Records provided:
%%

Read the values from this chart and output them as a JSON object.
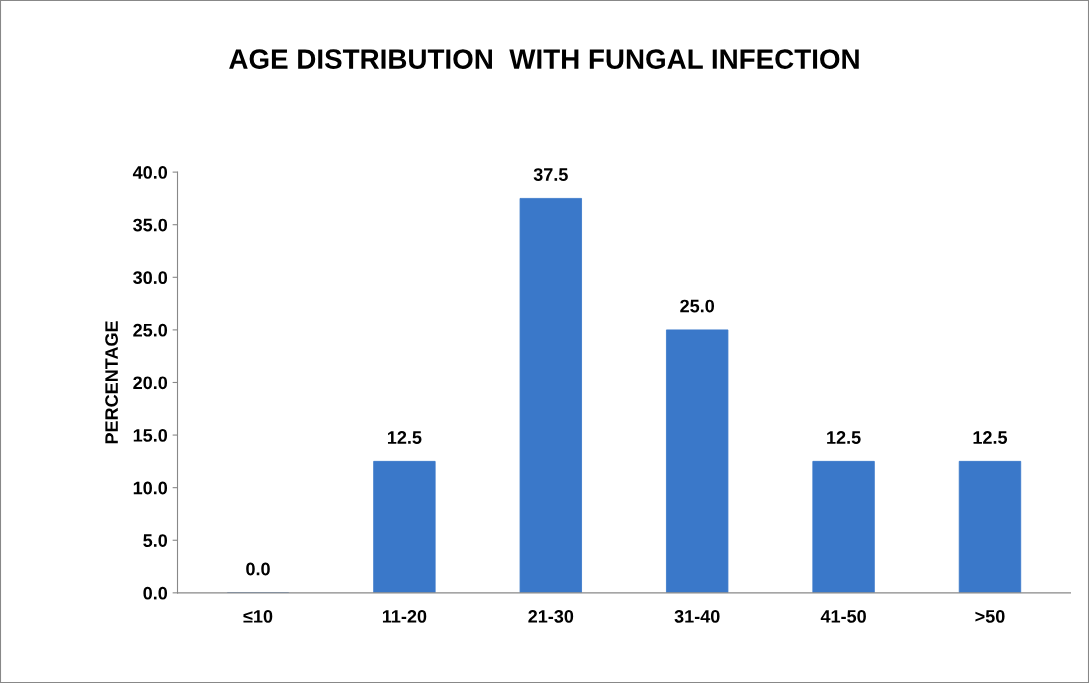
{
  "chart_data": {
    "type": "bar",
    "title": "AGE DISTRIBUTION  WITH FUNGAL INFECTION",
    "ylabel": "PERCENTAGE",
    "categories": [
      "≤10",
      "11-20",
      "21-30",
      "31-40",
      "41-50",
      ">50"
    ],
    "values": [
      0.0,
      12.5,
      37.5,
      25.0,
      12.5,
      12.5
    ],
    "value_labels": [
      "0.0",
      "12.5",
      "37.5",
      "25.0",
      "12.5",
      "12.5"
    ],
    "color": "#3a78c9",
    "ylim": [
      0,
      40
    ],
    "yticks": [
      {
        "value": 0,
        "label": "0.0"
      },
      {
        "value": 5,
        "label": "5.0"
      },
      {
        "value": 10,
        "label": "10.0"
      },
      {
        "value": 15,
        "label": "15.0"
      },
      {
        "value": 20,
        "label": "20.0"
      },
      {
        "value": 25,
        "label": "25.0"
      },
      {
        "value": 30,
        "label": "30.0"
      },
      {
        "value": 35,
        "label": "35.0"
      },
      {
        "value": 40,
        "label": "40.0"
      }
    ],
    "grid": false,
    "legend": false
  }
}
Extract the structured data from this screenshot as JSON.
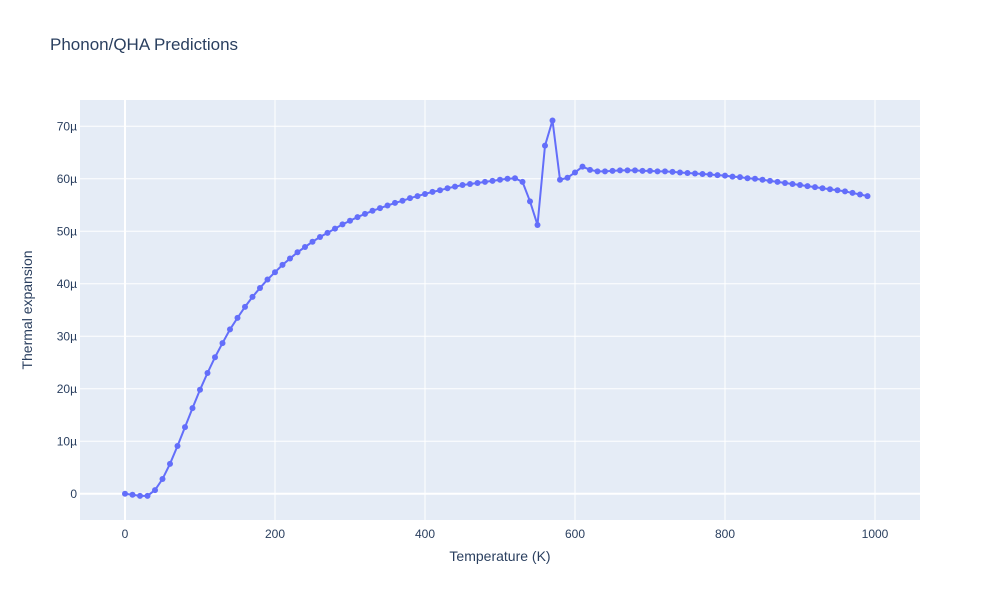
{
  "chart_data": {
    "type": "line",
    "title": "Phonon/QHA Predictions",
    "xlabel": "Temperature (K)",
    "ylabel": "Thermal expansion",
    "xlim": [
      -60,
      1060
    ],
    "ylim": [
      -5e-06,
      7.5e-05
    ],
    "x_ticks": [
      0,
      200,
      400,
      600,
      800,
      1000
    ],
    "x_tick_labels": [
      "0",
      "200",
      "400",
      "600",
      "800",
      "1000"
    ],
    "y_ticks": [
      0,
      1e-05,
      2e-05,
      3e-05,
      4e-05,
      5e-05,
      6e-05,
      7e-05
    ],
    "y_tick_labels": [
      "0",
      "10µ",
      "20µ",
      "30µ",
      "40µ",
      "50µ",
      "60µ",
      "70µ"
    ],
    "grid": true,
    "markers": true,
    "series": [
      {
        "color": "#636efa",
        "x": [
          0,
          10,
          20,
          30,
          40,
          50,
          60,
          70,
          80,
          90,
          100,
          110,
          120,
          130,
          140,
          150,
          160,
          170,
          180,
          190,
          200,
          210,
          220,
          230,
          240,
          250,
          260,
          270,
          280,
          290,
          300,
          310,
          320,
          330,
          340,
          350,
          360,
          370,
          380,
          390,
          400,
          410,
          420,
          430,
          440,
          450,
          460,
          470,
          480,
          490,
          500,
          510,
          520,
          530,
          540,
          550,
          560,
          570,
          580,
          590,
          600,
          610,
          620,
          630,
          640,
          650,
          660,
          670,
          680,
          690,
          700,
          710,
          720,
          730,
          740,
          750,
          760,
          770,
          780,
          790,
          800,
          810,
          820,
          830,
          840,
          850,
          860,
          870,
          880,
          890,
          900,
          910,
          920,
          930,
          940,
          950,
          960,
          970,
          980,
          990
        ],
        "y": [
          0.0,
          -2e-07,
          -4e-07,
          -4e-07,
          7e-07,
          2.8e-06,
          5.7e-06,
          9.1e-06,
          1.27e-05,
          1.63e-05,
          1.98e-05,
          2.3e-05,
          2.6e-05,
          2.87e-05,
          3.13e-05,
          3.35e-05,
          3.56e-05,
          3.75e-05,
          3.92e-05,
          4.08e-05,
          4.22e-05,
          4.36e-05,
          4.48e-05,
          4.6e-05,
          4.7e-05,
          4.8e-05,
          4.89e-05,
          4.97e-05,
          5.05e-05,
          5.13e-05,
          5.2e-05,
          5.27e-05,
          5.33e-05,
          5.39e-05,
          5.44e-05,
          5.49e-05,
          5.54e-05,
          5.58e-05,
          5.63e-05,
          5.67e-05,
          5.71e-05,
          5.75e-05,
          5.78e-05,
          5.82e-05,
          5.85e-05,
          5.88e-05,
          5.9e-05,
          5.92e-05,
          5.94e-05,
          5.96e-05,
          5.98e-05,
          6e-05,
          6.01e-05,
          5.94e-05,
          5.57e-05,
          5.12e-05,
          6.63e-05,
          7.11e-05,
          5.98e-05,
          6.02e-05,
          6.12e-05,
          6.23e-05,
          6.17e-05,
          6.14e-05,
          6.14e-05,
          6.15e-05,
          6.16e-05,
          6.16e-05,
          6.16e-05,
          6.15e-05,
          6.15e-05,
          6.14e-05,
          6.14e-05,
          6.13e-05,
          6.12e-05,
          6.11e-05,
          6.1e-05,
          6.09e-05,
          6.08e-05,
          6.07e-05,
          6.06e-05,
          6.04e-05,
          6.03e-05,
          6.01e-05,
          6e-05,
          5.98e-05,
          5.96e-05,
          5.94e-05,
          5.92e-05,
          5.9e-05,
          5.88e-05,
          5.86e-05,
          5.84e-05,
          5.82e-05,
          5.8e-05,
          5.78e-05,
          5.76e-05,
          5.73e-05,
          5.7e-05,
          5.67e-05
        ]
      }
    ]
  },
  "colors": {
    "plot_background": "#e5ecf6",
    "grid": "#ffffff",
    "text": "#2a3f5f",
    "series": "#636efa"
  }
}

%%

What to work on: From start to finish, output the listing exactly, but omit its pictures.

Exercise answer:
Read the values from this chart and output them as a JSON object.
{
  "chart_data": {
    "type": "bar",
    "title": "AGE DISTRIBUTION  WITH FUNGAL INFECTION",
    "ylabel": "PERCENTAGE",
    "categories": [
      "≤10",
      "11-20",
      "21-30",
      "31-40",
      "41-50",
      ">50"
    ],
    "values": [
      0.0,
      12.5,
      37.5,
      25.0,
      12.5,
      12.5
    ],
    "value_labels": [
      "0.0",
      "12.5",
      "37.5",
      "25.0",
      "12.5",
      "12.5"
    ],
    "color": "#3a78c9",
    "ylim": [
      0,
      40
    ],
    "yticks": [
      {
        "value": 0,
        "label": "0.0"
      },
      {
        "value": 5,
        "label": "5.0"
      },
      {
        "value": 10,
        "label": "10.0"
      },
      {
        "value": 15,
        "label": "15.0"
      },
      {
        "value": 20,
        "label": "20.0"
      },
      {
        "value": 25,
        "label": "25.0"
      },
      {
        "value": 30,
        "label": "30.0"
      },
      {
        "value": 35,
        "label": "35.0"
      },
      {
        "value": 40,
        "label": "40.0"
      }
    ],
    "grid": false,
    "legend": false
  }
}
Extract the structured data from this screenshot as JSON.
{
  "chart_data": {
    "type": "line",
    "title": "Phonon/QHA Predictions",
    "xlabel": "Temperature (K)",
    "ylabel": "Thermal expansion",
    "xlim": [
      -60,
      1060
    ],
    "ylim": [
      -5e-06,
      7.5e-05
    ],
    "x_ticks": [
      0,
      200,
      400,
      600,
      800,
      1000
    ],
    "x_tick_labels": [
      "0",
      "200",
      "400",
      "600",
      "800",
      "1000"
    ],
    "y_ticks": [
      0,
      1e-05,
      2e-05,
      3e-05,
      4e-05,
      5e-05,
      6e-05,
      7e-05
    ],
    "y_tick_labels": [
      "0",
      "10µ",
      "20µ",
      "30µ",
      "40µ",
      "50µ",
      "60µ",
      "70µ"
    ],
    "grid": true,
    "markers": true,
    "series": [
      {
        "color": "#636efa",
        "x": [
          0,
          10,
          20,
          30,
          40,
          50,
          60,
          70,
          80,
          90,
          100,
          110,
          120,
          130,
          140,
          150,
          160,
          170,
          180,
          190,
          200,
          210,
          220,
          230,
          240,
          250,
          260,
          270,
          280,
          290,
          300,
          310,
          320,
          330,
          340,
          350,
          360,
          370,
          380,
          390,
          400,
          410,
          420,
          430,
          440,
          450,
          460,
          470,
          480,
          490,
          500,
          510,
          520,
          530,
          540,
          550,
          560,
          570,
          580,
          590,
          600,
          610,
          620,
          630,
          640,
          650,
          660,
          670,
          680,
          690,
          700,
          710,
          720,
          730,
          740,
          750,
          760,
          770,
          780,
          790,
          800,
          810,
          820,
          830,
          840,
          850,
          860,
          870,
          880,
          890,
          900,
          910,
          920,
          930,
          940,
          950,
          960,
          970,
          980,
          990
        ],
        "y": [
          0.0,
          -2e-07,
          -4e-07,
          -4e-07,
          7e-07,
          2.8e-06,
          5.7e-06,
          9.1e-06,
          1.27e-05,
          1.63e-05,
          1.98e-05,
          2.3e-05,
          2.6e-05,
          2.87e-05,
          3.13e-05,
          3.35e-05,
          3.56e-05,
          3.75e-05,
          3.92e-05,
          4.08e-05,
          4.22e-05,
          4.36e-05,
          4.48e-05,
          4.6e-05,
          4.7e-05,
          4.8e-05,
          4.89e-05,
          4.97e-05,
          5.05e-05,
          5.13e-05,
          5.2e-05,
          5.27e-05,
          5.33e-05,
          5.39e-05,
          5.44e-05,
          5.49e-05,
          5.54e-05,
          5.58e-05,
          5.63e-05,
          5.67e-05,
          5.71e-05,
          5.75e-05,
          5.78e-05,
          5.82e-05,
          5.85e-05,
          5.88e-05,
          5.9e-05,
          5.92e-05,
          5.94e-05,
          5.96e-05,
          5.98e-05,
          6e-05,
          6.01e-05,
          5.94e-05,
          5.57e-05,
          5.12e-05,
          6.63e-05,
          7.11e-05,
          5.98e-05,
          6.02e-05,
          6.12e-05,
          6.23e-05,
          6.17e-05,
          6.14e-05,
          6.14e-05,
          6.15e-05,
          6.16e-05,
          6.16e-05,
          6.16e-05,
          6.15e-05,
          6.15e-05,
          6.14e-05,
          6.14e-05,
          6.13e-05,
          6.12e-05,
          6.11e-05,
          6.1e-05,
          6.09e-05,
          6.08e-05,
          6.07e-05,
          6.06e-05,
          6.04e-05,
          6.03e-05,
          6.01e-05,
          6e-05,
          5.98e-05,
          5.96e-05,
          5.94e-05,
          5.92e-05,
          5.9e-05,
          5.88e-05,
          5.86e-05,
          5.84e-05,
          5.82e-05,
          5.8e-05,
          5.78e-05,
          5.76e-05,
          5.73e-05,
          5.7e-05,
          5.67e-05
        ]
      }
    ]
  },
  "colors": {
    "plot_background": "#e5ecf6",
    "grid": "#ffffff",
    "text": "#2a3f5f",
    "series": "#636efa"
  }
}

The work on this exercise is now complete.